◆ **TO BE DONE**: Would you pull out every line of the material that contains the string "Çerez"?

Data items
☆ ☆ ☆
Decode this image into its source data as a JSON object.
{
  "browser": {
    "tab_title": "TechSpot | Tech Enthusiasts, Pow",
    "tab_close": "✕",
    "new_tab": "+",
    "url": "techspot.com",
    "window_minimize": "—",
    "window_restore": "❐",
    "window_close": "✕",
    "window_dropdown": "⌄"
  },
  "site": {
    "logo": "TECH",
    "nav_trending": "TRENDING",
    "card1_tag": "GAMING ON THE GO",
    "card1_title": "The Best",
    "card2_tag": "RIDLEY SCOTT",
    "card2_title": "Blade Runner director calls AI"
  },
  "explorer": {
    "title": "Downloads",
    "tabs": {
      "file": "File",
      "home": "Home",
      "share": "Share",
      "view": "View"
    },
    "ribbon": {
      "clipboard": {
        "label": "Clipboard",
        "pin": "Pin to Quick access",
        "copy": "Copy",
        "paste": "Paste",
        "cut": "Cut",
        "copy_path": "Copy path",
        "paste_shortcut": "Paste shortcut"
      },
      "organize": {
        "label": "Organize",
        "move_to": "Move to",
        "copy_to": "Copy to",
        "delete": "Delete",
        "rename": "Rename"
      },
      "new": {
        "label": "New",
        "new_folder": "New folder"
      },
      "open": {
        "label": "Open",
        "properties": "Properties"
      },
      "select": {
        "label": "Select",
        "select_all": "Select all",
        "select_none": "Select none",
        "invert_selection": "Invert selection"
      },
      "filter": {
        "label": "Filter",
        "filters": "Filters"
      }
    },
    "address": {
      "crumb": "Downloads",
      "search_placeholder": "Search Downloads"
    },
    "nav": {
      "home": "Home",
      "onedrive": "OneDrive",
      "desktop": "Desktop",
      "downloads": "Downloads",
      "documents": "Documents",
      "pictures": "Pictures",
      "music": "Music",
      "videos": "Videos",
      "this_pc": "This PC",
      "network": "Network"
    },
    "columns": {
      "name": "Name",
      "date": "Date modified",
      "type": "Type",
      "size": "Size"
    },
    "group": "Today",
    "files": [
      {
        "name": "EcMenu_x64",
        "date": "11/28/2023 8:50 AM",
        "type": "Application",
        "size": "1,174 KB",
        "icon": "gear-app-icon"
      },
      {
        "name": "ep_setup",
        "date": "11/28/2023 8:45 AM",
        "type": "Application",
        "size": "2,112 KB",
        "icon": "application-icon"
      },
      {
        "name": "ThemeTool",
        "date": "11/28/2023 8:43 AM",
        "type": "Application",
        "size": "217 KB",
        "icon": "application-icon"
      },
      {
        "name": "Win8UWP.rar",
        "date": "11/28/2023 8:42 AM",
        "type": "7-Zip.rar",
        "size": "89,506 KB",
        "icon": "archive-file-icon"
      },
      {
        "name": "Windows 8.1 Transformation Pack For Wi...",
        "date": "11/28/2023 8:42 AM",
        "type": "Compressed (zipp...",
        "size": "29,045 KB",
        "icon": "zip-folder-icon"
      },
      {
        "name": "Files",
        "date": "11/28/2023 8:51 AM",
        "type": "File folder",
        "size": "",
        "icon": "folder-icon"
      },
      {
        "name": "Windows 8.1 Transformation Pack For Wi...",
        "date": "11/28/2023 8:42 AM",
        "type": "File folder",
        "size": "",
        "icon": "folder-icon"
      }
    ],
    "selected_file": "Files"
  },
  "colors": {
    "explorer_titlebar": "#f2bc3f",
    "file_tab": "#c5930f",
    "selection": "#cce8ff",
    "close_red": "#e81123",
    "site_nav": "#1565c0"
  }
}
☆ ☆ ☆
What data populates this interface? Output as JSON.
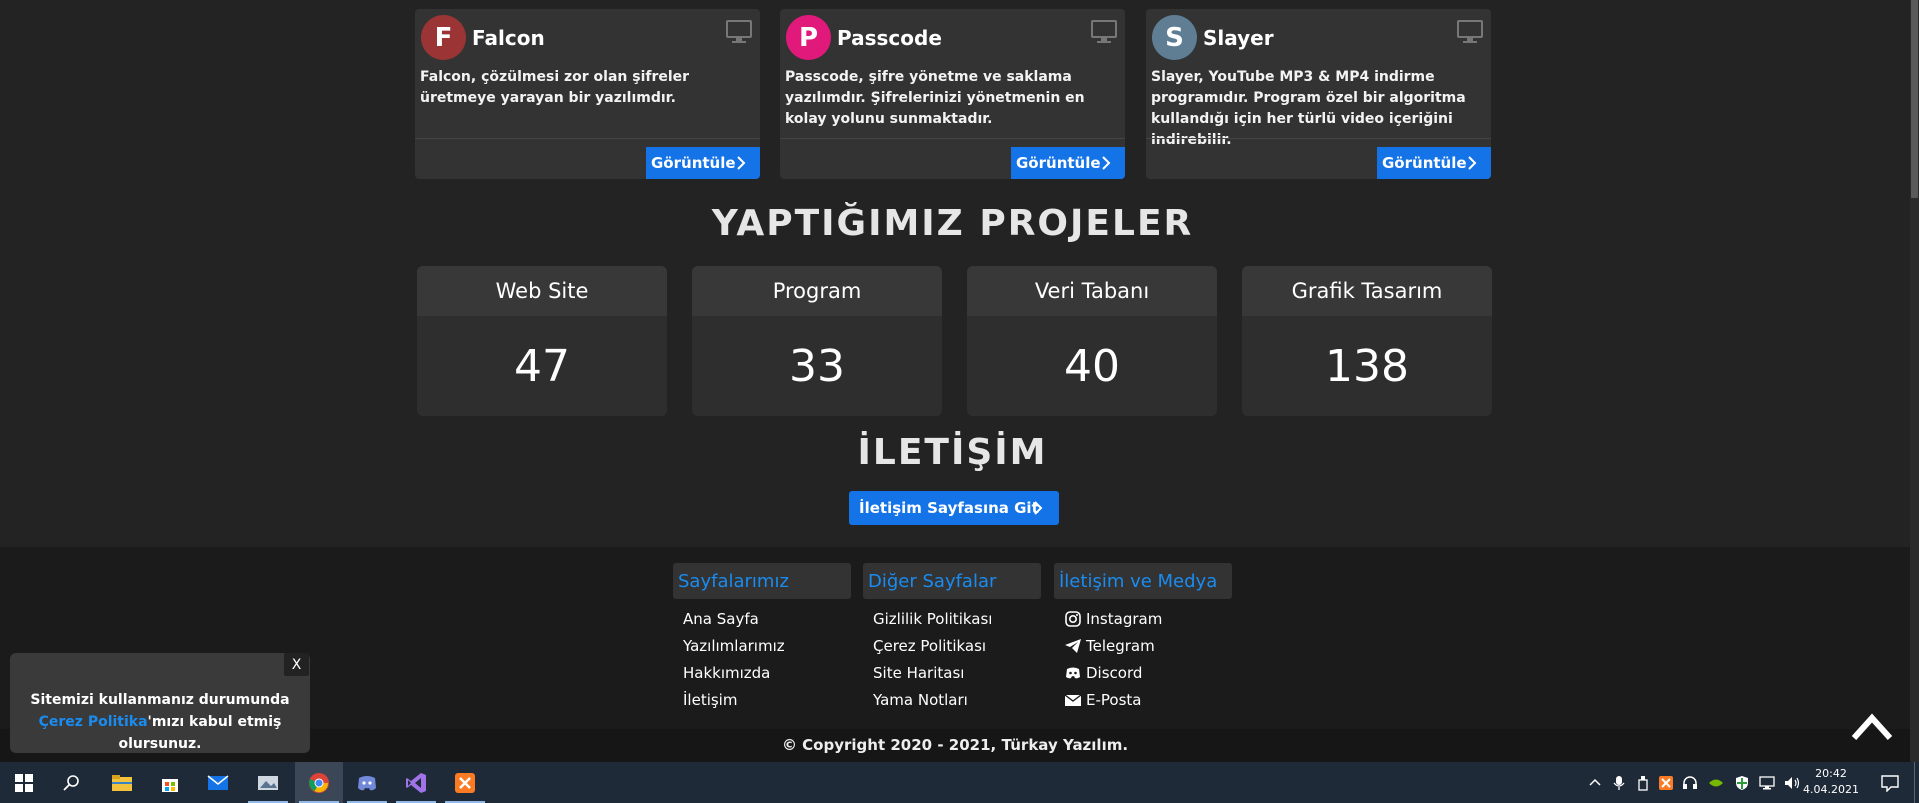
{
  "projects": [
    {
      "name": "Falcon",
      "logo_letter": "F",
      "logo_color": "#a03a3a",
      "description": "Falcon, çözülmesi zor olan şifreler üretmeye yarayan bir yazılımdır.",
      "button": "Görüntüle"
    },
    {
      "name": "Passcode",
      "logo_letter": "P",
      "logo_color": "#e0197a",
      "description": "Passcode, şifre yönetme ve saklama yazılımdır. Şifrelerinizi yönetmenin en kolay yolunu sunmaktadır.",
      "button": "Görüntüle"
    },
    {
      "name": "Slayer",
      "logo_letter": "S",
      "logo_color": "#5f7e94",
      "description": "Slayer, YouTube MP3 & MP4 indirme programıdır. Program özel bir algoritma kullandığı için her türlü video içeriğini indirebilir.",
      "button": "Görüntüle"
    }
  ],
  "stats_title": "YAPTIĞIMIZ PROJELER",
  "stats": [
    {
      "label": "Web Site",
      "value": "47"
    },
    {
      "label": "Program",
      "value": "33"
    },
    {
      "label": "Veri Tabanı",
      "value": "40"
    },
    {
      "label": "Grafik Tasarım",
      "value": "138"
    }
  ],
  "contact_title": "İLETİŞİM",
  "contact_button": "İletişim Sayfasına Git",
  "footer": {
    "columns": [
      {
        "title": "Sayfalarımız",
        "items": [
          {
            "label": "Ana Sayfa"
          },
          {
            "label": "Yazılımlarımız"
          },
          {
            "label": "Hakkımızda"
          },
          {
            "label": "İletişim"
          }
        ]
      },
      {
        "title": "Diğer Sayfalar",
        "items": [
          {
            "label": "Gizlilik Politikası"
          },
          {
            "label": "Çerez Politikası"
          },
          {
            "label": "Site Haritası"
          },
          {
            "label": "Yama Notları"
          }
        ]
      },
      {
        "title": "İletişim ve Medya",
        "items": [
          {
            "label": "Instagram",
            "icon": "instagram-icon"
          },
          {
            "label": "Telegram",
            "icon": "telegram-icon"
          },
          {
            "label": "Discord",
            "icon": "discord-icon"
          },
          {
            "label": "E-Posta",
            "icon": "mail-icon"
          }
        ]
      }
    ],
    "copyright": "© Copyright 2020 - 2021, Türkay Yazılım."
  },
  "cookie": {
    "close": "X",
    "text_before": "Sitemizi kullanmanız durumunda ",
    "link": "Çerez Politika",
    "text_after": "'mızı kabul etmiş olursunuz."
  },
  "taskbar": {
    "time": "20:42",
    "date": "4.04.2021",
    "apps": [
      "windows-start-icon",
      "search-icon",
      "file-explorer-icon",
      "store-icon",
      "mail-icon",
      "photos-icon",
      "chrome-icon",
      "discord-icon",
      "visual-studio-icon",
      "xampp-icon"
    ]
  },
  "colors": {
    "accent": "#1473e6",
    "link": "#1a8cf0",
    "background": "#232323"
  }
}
☆ ☆ ☆
◆ **EXERCISE SOLUTION**:
            "label": "Çerez Politikası"
    "link": "Çerez Politika",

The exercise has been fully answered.